╭──
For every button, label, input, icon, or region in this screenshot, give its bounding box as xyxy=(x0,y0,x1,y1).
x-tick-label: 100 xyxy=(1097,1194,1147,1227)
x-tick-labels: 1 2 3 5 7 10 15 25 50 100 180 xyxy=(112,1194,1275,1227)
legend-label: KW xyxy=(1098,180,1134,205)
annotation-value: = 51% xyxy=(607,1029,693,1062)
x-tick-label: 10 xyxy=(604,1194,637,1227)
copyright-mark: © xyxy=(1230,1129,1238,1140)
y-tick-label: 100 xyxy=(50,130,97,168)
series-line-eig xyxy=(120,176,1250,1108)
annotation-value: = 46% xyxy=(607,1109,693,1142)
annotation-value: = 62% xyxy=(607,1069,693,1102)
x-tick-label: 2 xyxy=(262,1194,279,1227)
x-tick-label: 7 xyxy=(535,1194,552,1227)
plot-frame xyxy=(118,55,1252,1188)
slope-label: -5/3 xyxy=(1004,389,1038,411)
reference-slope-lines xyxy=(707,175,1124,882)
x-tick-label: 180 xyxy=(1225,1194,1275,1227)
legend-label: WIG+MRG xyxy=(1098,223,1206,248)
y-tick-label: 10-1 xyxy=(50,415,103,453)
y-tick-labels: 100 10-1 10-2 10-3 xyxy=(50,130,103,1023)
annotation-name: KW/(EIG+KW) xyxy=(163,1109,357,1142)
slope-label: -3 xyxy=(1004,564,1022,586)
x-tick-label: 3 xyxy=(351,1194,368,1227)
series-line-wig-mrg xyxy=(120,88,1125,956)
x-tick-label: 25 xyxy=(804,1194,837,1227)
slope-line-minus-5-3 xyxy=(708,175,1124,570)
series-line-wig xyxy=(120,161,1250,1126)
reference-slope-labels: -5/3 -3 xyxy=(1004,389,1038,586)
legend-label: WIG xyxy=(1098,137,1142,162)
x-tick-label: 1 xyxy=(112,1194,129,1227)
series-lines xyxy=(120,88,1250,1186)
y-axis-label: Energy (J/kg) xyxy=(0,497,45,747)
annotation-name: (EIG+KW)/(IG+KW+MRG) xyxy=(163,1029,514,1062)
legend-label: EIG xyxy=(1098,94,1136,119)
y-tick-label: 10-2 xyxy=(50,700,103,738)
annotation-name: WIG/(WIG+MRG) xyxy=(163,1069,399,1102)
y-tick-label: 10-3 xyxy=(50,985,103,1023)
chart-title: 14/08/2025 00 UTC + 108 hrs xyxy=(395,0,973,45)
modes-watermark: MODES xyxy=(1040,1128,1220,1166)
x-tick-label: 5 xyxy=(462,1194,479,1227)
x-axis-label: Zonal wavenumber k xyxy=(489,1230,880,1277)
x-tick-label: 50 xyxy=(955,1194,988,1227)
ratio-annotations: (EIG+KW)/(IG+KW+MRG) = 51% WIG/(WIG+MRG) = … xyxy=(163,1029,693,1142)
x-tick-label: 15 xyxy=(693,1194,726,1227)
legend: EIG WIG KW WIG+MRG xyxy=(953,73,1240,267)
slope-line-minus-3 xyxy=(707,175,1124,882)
╰──
╭──
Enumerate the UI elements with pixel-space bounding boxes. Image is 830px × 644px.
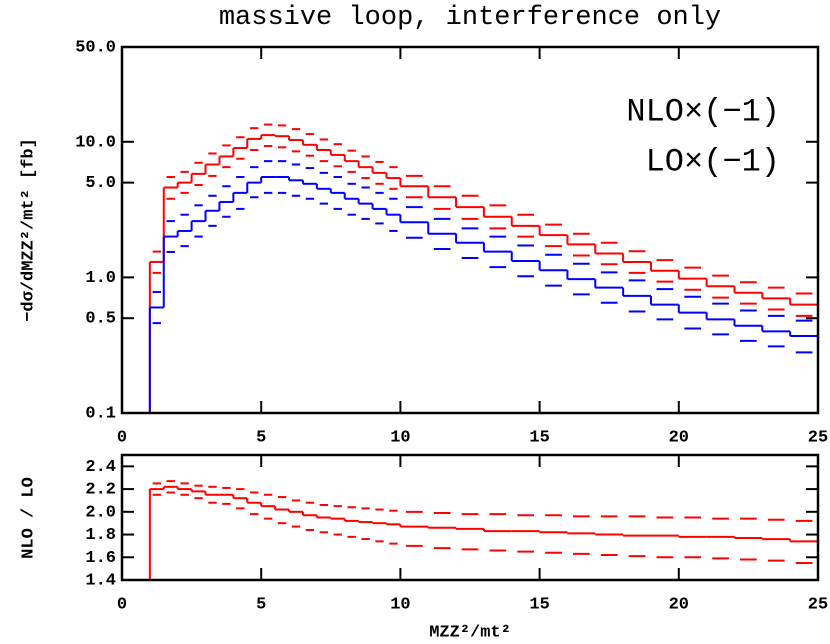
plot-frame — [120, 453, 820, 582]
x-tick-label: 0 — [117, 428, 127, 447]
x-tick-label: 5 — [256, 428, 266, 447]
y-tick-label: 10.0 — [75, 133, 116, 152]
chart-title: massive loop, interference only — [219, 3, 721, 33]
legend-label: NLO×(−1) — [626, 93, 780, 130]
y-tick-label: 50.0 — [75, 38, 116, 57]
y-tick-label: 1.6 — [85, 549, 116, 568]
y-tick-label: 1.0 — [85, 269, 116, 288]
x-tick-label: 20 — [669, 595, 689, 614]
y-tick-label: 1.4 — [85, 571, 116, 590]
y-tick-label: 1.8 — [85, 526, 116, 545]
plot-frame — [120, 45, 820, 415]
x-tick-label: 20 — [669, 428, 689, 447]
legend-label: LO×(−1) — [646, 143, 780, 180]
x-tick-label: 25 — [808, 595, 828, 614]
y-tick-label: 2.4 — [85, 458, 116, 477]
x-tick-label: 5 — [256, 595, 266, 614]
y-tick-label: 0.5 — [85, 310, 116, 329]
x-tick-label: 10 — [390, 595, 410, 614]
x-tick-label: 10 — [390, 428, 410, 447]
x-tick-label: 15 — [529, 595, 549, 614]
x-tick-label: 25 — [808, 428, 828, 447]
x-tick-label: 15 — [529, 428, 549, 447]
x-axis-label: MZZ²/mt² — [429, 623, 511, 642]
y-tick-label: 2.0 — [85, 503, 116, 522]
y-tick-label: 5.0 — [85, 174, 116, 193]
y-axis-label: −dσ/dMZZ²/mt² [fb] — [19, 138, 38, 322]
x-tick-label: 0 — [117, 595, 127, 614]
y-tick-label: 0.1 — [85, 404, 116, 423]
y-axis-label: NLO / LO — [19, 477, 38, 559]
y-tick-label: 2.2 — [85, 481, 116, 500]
╰──
Copy the items from the line that has "plot-frame — [120, 453, 820, 582]" through the line that has "y-tick-label: 2.0 — [85, 503, 116, 522]", swapping "legend-label" for "key-label" and leaving everything else unchanged.

plot-frame — [120, 453, 820, 582]
x-tick-label: 0 — [117, 428, 127, 447]
x-tick-label: 5 — [256, 428, 266, 447]
y-tick-label: 10.0 — [75, 133, 116, 152]
chart-title: massive loop, interference only — [219, 3, 721, 33]
key-label: NLO×(−1) — [626, 93, 780, 130]
y-tick-label: 50.0 — [75, 38, 116, 57]
y-tick-label: 1.6 — [85, 549, 116, 568]
y-tick-label: 1.0 — [85, 269, 116, 288]
x-tick-label: 20 — [669, 595, 689, 614]
y-tick-label: 1.4 — [85, 571, 116, 590]
y-tick-label: 1.8 — [85, 526, 116, 545]
plot-frame — [120, 45, 820, 415]
x-tick-label: 20 — [669, 428, 689, 447]
key-label: LO×(−1) — [646, 143, 780, 180]
x-tick-label: 25 — [808, 595, 828, 614]
y-tick-label: 2.4 — [85, 458, 116, 477]
x-tick-label: 5 — [256, 595, 266, 614]
y-tick-label: 0.5 — [85, 310, 116, 329]
x-tick-label: 10 — [390, 595, 410, 614]
x-tick-label: 10 — [390, 428, 410, 447]
x-tick-label: 15 — [529, 595, 549, 614]
x-tick-label: 25 — [808, 428, 828, 447]
x-tick-label: 15 — [529, 428, 549, 447]
x-axis-label: MZZ²/mt² — [429, 623, 511, 642]
y-tick-label: 2.0 — [85, 503, 116, 522]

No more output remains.